(Items taken from a data source)
===============

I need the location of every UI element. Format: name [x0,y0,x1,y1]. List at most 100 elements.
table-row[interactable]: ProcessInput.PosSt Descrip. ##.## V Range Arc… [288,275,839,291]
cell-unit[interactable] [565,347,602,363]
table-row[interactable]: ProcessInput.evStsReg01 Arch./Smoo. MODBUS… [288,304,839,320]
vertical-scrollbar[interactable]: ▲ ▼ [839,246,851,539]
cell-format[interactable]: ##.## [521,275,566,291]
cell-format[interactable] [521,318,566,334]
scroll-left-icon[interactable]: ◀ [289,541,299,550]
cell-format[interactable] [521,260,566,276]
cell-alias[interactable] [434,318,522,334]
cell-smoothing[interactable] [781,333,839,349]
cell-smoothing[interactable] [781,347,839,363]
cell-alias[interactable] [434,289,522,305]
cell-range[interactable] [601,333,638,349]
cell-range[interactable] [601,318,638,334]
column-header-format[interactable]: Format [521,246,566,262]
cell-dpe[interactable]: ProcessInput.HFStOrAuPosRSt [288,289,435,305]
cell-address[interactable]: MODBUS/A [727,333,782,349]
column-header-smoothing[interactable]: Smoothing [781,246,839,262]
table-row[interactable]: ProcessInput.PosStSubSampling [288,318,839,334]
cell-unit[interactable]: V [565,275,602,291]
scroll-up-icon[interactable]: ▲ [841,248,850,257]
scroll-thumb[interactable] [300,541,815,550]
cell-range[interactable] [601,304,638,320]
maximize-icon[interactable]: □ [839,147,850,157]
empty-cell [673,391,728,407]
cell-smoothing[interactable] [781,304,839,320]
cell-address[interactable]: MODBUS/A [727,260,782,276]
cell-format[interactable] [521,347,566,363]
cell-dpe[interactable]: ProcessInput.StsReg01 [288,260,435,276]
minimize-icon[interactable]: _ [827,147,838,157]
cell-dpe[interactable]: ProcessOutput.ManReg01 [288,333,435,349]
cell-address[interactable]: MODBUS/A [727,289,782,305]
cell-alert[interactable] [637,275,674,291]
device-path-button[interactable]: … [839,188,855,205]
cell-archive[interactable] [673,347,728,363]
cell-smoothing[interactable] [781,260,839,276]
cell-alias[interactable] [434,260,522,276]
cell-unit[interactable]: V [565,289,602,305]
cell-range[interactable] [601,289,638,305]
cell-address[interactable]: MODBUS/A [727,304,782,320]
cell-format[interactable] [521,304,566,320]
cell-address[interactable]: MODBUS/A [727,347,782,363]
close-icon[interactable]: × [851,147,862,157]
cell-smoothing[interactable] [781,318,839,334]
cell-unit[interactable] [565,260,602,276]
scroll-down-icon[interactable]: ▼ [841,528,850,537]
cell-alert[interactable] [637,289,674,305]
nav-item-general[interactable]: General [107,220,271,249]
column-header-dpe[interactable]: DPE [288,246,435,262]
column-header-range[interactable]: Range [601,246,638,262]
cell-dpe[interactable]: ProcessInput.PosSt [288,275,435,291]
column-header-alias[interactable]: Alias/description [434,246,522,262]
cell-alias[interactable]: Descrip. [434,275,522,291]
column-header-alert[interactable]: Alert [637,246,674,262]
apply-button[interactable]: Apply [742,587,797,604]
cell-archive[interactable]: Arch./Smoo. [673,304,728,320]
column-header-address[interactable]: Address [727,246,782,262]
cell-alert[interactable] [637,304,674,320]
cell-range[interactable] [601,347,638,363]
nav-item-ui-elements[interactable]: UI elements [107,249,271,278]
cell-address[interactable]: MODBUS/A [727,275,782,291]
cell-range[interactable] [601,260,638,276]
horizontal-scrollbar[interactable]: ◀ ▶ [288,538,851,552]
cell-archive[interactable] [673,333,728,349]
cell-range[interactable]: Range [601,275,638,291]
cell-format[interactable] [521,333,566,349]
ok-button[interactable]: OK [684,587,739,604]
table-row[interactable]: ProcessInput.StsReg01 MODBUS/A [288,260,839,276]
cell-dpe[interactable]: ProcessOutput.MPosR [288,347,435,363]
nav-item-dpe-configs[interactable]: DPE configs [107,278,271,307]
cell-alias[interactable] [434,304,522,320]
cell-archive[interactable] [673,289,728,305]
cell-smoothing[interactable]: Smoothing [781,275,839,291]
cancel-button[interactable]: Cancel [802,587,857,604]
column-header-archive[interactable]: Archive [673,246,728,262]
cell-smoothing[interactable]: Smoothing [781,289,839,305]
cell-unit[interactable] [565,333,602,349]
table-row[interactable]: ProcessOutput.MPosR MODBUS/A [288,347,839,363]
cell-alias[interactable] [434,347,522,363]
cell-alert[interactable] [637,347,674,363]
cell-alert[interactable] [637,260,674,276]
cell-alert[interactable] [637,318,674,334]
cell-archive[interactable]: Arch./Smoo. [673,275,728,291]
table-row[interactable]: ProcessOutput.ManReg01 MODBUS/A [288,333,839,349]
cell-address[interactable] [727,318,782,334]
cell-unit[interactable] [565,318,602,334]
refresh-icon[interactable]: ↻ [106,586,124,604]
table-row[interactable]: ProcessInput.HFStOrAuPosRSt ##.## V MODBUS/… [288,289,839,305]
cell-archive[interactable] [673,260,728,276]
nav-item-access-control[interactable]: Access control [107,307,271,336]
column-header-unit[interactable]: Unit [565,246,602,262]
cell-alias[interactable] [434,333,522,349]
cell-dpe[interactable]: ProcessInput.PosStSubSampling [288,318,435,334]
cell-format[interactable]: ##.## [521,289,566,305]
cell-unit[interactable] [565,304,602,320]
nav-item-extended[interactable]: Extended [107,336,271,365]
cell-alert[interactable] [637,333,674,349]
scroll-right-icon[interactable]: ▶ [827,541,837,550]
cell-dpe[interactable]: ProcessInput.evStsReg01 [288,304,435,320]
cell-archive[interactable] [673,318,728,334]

===============

▶ WHAT YOU HAVE TO DO
Copy all of the lines above without changing a single character.

▶ IN RESPONSE
I need the location of every UI element. Format: name [x0,y0,x1,y1]. List at most 100 elements.
table-row[interactable]: ProcessInput.PosSt Descrip. ##.## V Range Arc… [288,275,839,291]
cell-unit[interactable] [565,347,602,363]
table-row[interactable]: ProcessInput.evStsReg01 Arch./Smoo. MODBUS… [288,304,839,320]
vertical-scrollbar[interactable]: ▲ ▼ [839,246,851,539]
cell-format[interactable]: ##.## [521,275,566,291]
cell-format[interactable] [521,318,566,334]
scroll-left-icon[interactable]: ◀ [289,541,299,550]
cell-format[interactable] [521,260,566,276]
cell-alias[interactable] [434,318,522,334]
cell-smoothing[interactable] [781,333,839,349]
cell-smoothing[interactable] [781,347,839,363]
cell-alias[interactable] [434,289,522,305]
cell-range[interactable] [601,333,638,349]
cell-range[interactable] [601,318,638,334]
column-header-format[interactable]: Format [521,246,566,262]
cell-dpe[interactable]: ProcessInput.HFStOrAuPosRSt [288,289,435,305]
cell-address[interactable]: MODBUS/A [727,333,782,349]
column-header-smoothing[interactable]: Smoothing [781,246,839,262]
table-row[interactable]: ProcessInput.PosStSubSampling [288,318,839,334]
cell-unit[interactable]: V [565,275,602,291]
scroll-up-icon[interactable]: ▲ [841,248,850,257]
scroll-thumb[interactable] [300,541,815,550]
cell-range[interactable] [601,304,638,320]
maximize-icon[interactable]: □ [839,147,850,157]
empty-cell [673,391,728,407]
cell-smoothing[interactable] [781,304,839,320]
cell-address[interactable]: MODBUS/A [727,260,782,276]
cell-format[interactable] [521,347,566,363]
cell-dpe[interactable]: ProcessInput.StsReg01 [288,260,435,276]
minimize-icon[interactable]: _ [827,147,838,157]
cell-dpe[interactable]: ProcessOutput.ManReg01 [288,333,435,349]
cell-address[interactable]: MODBUS/A [727,289,782,305]
cell-alert[interactable] [637,275,674,291]
device-path-button[interactable]: … [839,188,855,205]
cell-archive[interactable] [673,347,728,363]
cell-smoothing[interactable] [781,260,839,276]
cell-alias[interactable] [434,260,522,276]
cell-unit[interactable]: V [565,289,602,305]
cell-range[interactable] [601,289,638,305]
cell-address[interactable]: MODBUS/A [727,304,782,320]
cell-format[interactable] [521,304,566,320]
cell-address[interactable]: MODBUS/A [727,347,782,363]
close-icon[interactable]: × [851,147,862,157]
cell-smoothing[interactable] [781,318,839,334]
cell-unit[interactable] [565,260,602,276]
scroll-down-icon[interactable]: ▼ [841,528,850,537]
cell-alert[interactable] [637,289,674,305]
nav-item-general[interactable]: General [107,220,271,249]
column-header-dpe[interactable]: DPE [288,246,435,262]
column-header-range[interactable]: Range [601,246,638,262]
cell-dpe[interactable]: ProcessInput.PosSt [288,275,435,291]
column-header-alias[interactable]: Alias/description [434,246,522,262]
cell-alias[interactable]: Descrip. [434,275,522,291]
column-header-alert[interactable]: Alert [637,246,674,262]
apply-button[interactable]: Apply [742,587,797,604]
cell-archive[interactable]: Arch./Smoo. [673,304,728,320]
column-header-address[interactable]: Address [727,246,782,262]
cell-alert[interactable] [637,304,674,320]
cell-range[interactable] [601,347,638,363]
nav-item-ui-elements[interactable]: UI elements [107,249,271,278]
cell-address[interactable]: MODBUS/A [727,275,782,291]
cell-range[interactable] [601,260,638,276]
horizontal-scrollbar[interactable]: ◀ ▶ [288,538,851,552]
cell-archive[interactable] [673,333,728,349]
cell-range[interactable]: Range [601,275,638,291]
cell-format[interactable] [521,333,566,349]
ok-button[interactable]: OK [684,587,739,604]
table-row[interactable]: ProcessInput.StsReg01 MODBUS/A [288,260,839,276]
cell-dpe[interactable]: ProcessOutput.MPosR [288,347,435,363]
nav-item-dpe-configs[interactable]: DPE configs [107,278,271,307]
cell-alias[interactable] [434,304,522,320]
cell-archive[interactable] [673,289,728,305]
cell-smoothing[interactable]: Smoothing [781,275,839,291]
cancel-button[interactable]: Cancel [802,587,857,604]
column-header-archive[interactable]: Archive [673,246,728,262]
cell-smoothing[interactable]: Smoothing [781,289,839,305]
cell-unit[interactable] [565,333,602,349]
table-row[interactable]: ProcessOutput.MPosR MODBUS/A [288,347,839,363]
cell-alias[interactable] [434,347,522,363]
cell-alert[interactable] [637,347,674,363]
cell-alert[interactable] [637,260,674,276]
cell-alert[interactable] [637,318,674,334]
cell-archive[interactable]: Arch./Smoo. [673,275,728,291]
table-row[interactable]: ProcessOutput.ManReg01 MODBUS/A [288,333,839,349]
cell-address[interactable] [727,318,782,334]
cell-unit[interactable] [565,318,602,334]
refresh-icon[interactable]: ↻ [106,586,124,604]
table-row[interactable]: ProcessInput.HFStOrAuPosRSt ##.## V MODBUS/… [288,289,839,305]
cell-archive[interactable] [673,260,728,276]
nav-item-access-control[interactable]: Access control [107,307,271,336]
column-header-unit[interactable]: Unit [565,246,602,262]
cell-alias[interactable] [434,333,522,349]
cell-dpe[interactable]: ProcessInput.PosStSubSampling [288,318,435,334]
cell-format[interactable]: ##.## [521,289,566,305]
cell-unit[interactable] [565,304,602,320]
nav-item-extended[interactable]: Extended [107,336,271,365]
cell-alert[interactable] [637,333,674,349]
scroll-right-icon[interactable]: ▶ [827,541,837,550]
cell-dpe[interactable]: ProcessInput.evStsReg01 [288,304,435,320]
cell-archive[interactable] [673,318,728,334]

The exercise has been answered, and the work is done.